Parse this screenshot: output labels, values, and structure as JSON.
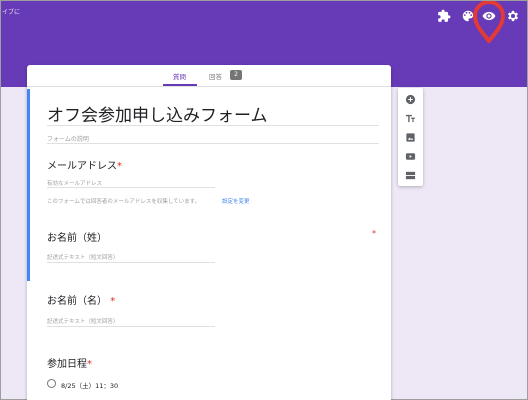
{
  "header": {
    "corner_text": "イブに",
    "background_color": "#673ab7",
    "icons": [
      "puzzle-icon",
      "palette-icon",
      "eye-icon",
      "gear-icon"
    ]
  },
  "tabs": [
    {
      "label": "質問",
      "active": true
    },
    {
      "label": "回答",
      "badge": "2",
      "active": false
    }
  ],
  "form": {
    "title": "オフ会参加申し込みフォーム",
    "description_placeholder": "フォームの説明"
  },
  "questions": [
    {
      "label": "メールアドレス",
      "required_mark": "*",
      "placeholder": "有効なメールアドレス",
      "note": "このフォームでは回答者のメールアドレスを収集しています。",
      "note_link": "設定を変更"
    },
    {
      "label": "お名前（姓）",
      "required_mark": "*",
      "placeholder": "記述式テキスト（短文回答）"
    },
    {
      "label": "お名前（名）",
      "required_mark": "*",
      "placeholder": "記述式テキスト（短文回答）"
    },
    {
      "label": "参加日程",
      "required_mark": "*",
      "options": [
        "8/25（土）11：30"
      ]
    }
  ],
  "side_toolbar": {
    "icons": [
      "add-question-icon",
      "title-text-icon",
      "image-icon",
      "video-icon",
      "section-icon"
    ]
  },
  "colors": {
    "accent": "#673ab7",
    "page_background": "#ede7f6",
    "focus_bar": "#4285f4",
    "highlight": "#e53935"
  }
}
___
The exercise - Leave out every picture and copy the rest of the records exactly.

Exercise response -
Parse this screenshot: output labels, values, and structure as JSON.
{
  "header": {
    "corner_text": "イブに",
    "background_color": "#673ab7",
    "icons": [
      "puzzle-icon",
      "palette-icon",
      "eye-icon",
      "gear-icon"
    ]
  },
  "tabs": [
    {
      "label": "質問",
      "active": true
    },
    {
      "label": "回答",
      "badge": "2",
      "active": false
    }
  ],
  "form": {
    "title": "オフ会参加申し込みフォーム",
    "description_placeholder": "フォームの説明"
  },
  "questions": [
    {
      "label": "メールアドレス",
      "required_mark": "*",
      "placeholder": "有効なメールアドレス",
      "note": "このフォームでは回答者のメールアドレスを収集しています。",
      "note_link": "設定を変更"
    },
    {
      "label": "お名前（姓）",
      "required_mark": "*",
      "placeholder": "記述式テキスト（短文回答）"
    },
    {
      "label": "お名前（名）",
      "required_mark": "*",
      "placeholder": "記述式テキスト（短文回答）"
    },
    {
      "label": "参加日程",
      "required_mark": "*",
      "options": [
        "8/25（土）11：30"
      ]
    }
  ],
  "side_toolbar": {
    "icons": [
      "add-question-icon",
      "title-text-icon",
      "image-icon",
      "video-icon",
      "section-icon"
    ]
  },
  "colors": {
    "accent": "#673ab7",
    "page_background": "#ede7f6",
    "focus_bar": "#4285f4",
    "highlight": "#e53935"
  }
}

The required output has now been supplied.